● What is being asked: Write out the full listing exactly as given, minus the images.

● Provided information:
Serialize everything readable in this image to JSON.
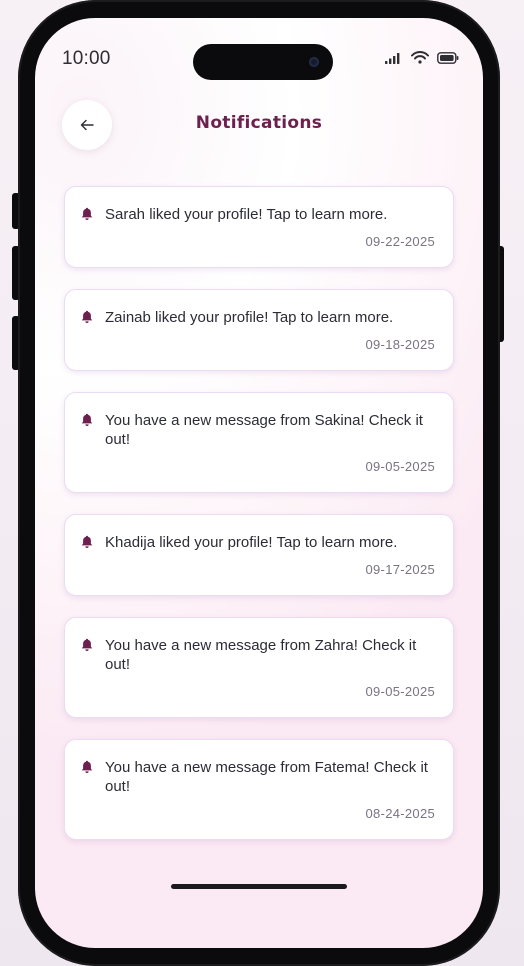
{
  "status_bar": {
    "time": "10:00",
    "icons": [
      "signal-icon",
      "wifi-icon",
      "battery-icon"
    ]
  },
  "header": {
    "back_icon": "arrow-left-icon",
    "title": "Notifications"
  },
  "colors": {
    "title": "#6d1f4e",
    "bell": "#6d1f4e",
    "card_border": "#eadcf3"
  },
  "notifications": [
    {
      "icon": "bell-icon",
      "text": "Sarah liked your profile! Tap to learn more.",
      "date": "09-22-2025"
    },
    {
      "icon": "bell-icon",
      "text": "Zainab liked your profile! Tap to learn more.",
      "date": "09-18-2025"
    },
    {
      "icon": "bell-icon",
      "text": "You have a new message from Sakina! Check it out!",
      "date": "09-05-2025"
    },
    {
      "icon": "bell-icon",
      "text": "Khadija liked your profile! Tap to learn more.",
      "date": "09-17-2025"
    },
    {
      "icon": "bell-icon",
      "text": "You have a new message from Zahra! Check it out!",
      "date": "09-05-2025"
    },
    {
      "icon": "bell-icon",
      "text": "You have a new message from Fatema! Check it out!",
      "date": "08-24-2025"
    }
  ]
}
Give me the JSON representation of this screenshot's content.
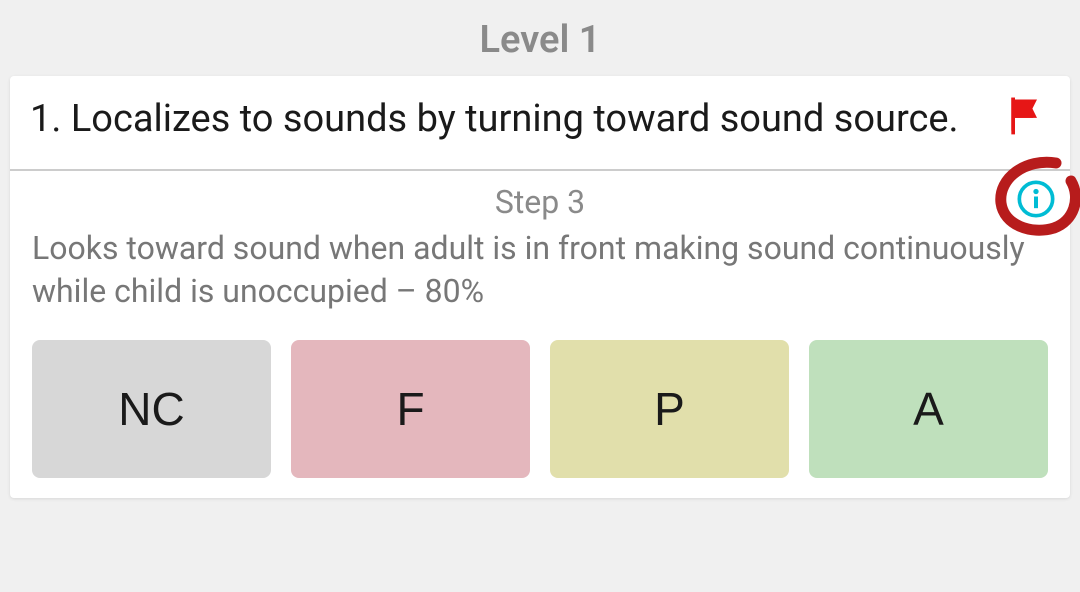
{
  "header": {
    "level_label": "Level 1"
  },
  "question": {
    "number_prefix": "1. ",
    "text": "Localizes to sounds by turning toward sound source."
  },
  "step": {
    "label": "Step 3",
    "description": "Looks toward sound when adult is in front making sound continuously while child is unoccupied  – 80%"
  },
  "buttons": {
    "nc": "NC",
    "f": "F",
    "p": "P",
    "a": "A"
  },
  "icons": {
    "flag_color": "#e61616",
    "info_color": "#00bcd4",
    "circle_color": "#b71c1c"
  }
}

● Expected answer:
Serialize everything readable in this image to JSON.
{
  "status_bar": {
    "time": "10:00",
    "icons": [
      "signal-icon",
      "wifi-icon",
      "battery-icon"
    ]
  },
  "header": {
    "back_icon": "arrow-left-icon",
    "title": "Notifications"
  },
  "colors": {
    "title": "#6d1f4e",
    "bell": "#6d1f4e",
    "card_border": "#eadcf3"
  },
  "notifications": [
    {
      "icon": "bell-icon",
      "text": "Sarah liked your profile! Tap to learn more.",
      "date": "09-22-2025"
    },
    {
      "icon": "bell-icon",
      "text": "Zainab liked your profile! Tap to learn more.",
      "date": "09-18-2025"
    },
    {
      "icon": "bell-icon",
      "text": "You have a new message from Sakina! Check it out!",
      "date": "09-05-2025"
    },
    {
      "icon": "bell-icon",
      "text": "Khadija liked your profile! Tap to learn more.",
      "date": "09-17-2025"
    },
    {
      "icon": "bell-icon",
      "text": "You have a new message from Zahra! Check it out!",
      "date": "09-05-2025"
    },
    {
      "icon": "bell-icon",
      "text": "You have a new message from Fatema! Check it out!",
      "date": "08-24-2025"
    }
  ]
}
Give me the JSON representation of this screenshot's content.
{
  "header": {
    "level_label": "Level 1"
  },
  "question": {
    "number_prefix": "1. ",
    "text": "Localizes to sounds by turning toward sound source."
  },
  "step": {
    "label": "Step 3",
    "description": "Looks toward sound when adult is in front making sound continuously while child is unoccupied  – 80%"
  },
  "buttons": {
    "nc": "NC",
    "f": "F",
    "p": "P",
    "a": "A"
  },
  "icons": {
    "flag_color": "#e61616",
    "info_color": "#00bcd4",
    "circle_color": "#b71c1c"
  }
}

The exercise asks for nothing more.